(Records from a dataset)
┌──
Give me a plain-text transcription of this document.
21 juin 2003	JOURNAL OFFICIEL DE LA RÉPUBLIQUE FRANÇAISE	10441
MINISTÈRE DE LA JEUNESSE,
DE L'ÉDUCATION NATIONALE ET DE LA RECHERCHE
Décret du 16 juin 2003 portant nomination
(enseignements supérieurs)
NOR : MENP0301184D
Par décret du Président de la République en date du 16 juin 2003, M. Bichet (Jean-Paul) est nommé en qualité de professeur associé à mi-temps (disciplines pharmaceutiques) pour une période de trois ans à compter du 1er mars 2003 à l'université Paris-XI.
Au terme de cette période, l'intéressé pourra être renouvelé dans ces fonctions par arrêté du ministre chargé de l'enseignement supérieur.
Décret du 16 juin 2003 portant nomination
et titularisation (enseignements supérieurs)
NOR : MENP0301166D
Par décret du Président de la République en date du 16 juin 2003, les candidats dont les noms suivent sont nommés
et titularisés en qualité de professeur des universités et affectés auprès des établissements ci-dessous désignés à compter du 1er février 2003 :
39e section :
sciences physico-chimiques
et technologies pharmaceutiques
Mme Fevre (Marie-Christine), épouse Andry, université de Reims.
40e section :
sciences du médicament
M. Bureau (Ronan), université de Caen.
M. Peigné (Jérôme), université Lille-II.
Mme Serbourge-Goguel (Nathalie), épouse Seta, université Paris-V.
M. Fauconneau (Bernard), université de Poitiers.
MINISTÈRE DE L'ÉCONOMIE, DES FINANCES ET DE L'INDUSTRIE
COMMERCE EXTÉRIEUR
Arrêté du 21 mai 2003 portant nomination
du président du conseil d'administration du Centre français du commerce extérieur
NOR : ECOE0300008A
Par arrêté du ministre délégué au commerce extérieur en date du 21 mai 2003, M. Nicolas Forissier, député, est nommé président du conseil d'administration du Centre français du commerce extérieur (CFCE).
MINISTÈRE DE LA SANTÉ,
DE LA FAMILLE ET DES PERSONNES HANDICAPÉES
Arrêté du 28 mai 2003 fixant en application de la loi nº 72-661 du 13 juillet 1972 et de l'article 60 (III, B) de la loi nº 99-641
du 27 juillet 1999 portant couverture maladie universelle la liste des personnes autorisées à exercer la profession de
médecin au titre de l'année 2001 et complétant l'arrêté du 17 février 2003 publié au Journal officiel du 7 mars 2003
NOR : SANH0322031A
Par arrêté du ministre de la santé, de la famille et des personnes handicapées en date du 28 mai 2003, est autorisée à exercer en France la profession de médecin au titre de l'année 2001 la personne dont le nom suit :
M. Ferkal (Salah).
└──
Check each line above for the string "juillet" and show the ones that have it.

Correct result >>
Arrêté du 28 mai 2003 fixant en application de la loi nº 72-661 du 13 juillet 1972 et de l'article 60 (III, B) de la loi nº 99-641
du 27 juillet 1999 portant couverture maladie universelle la liste des personnes autorisées à exercer la profession de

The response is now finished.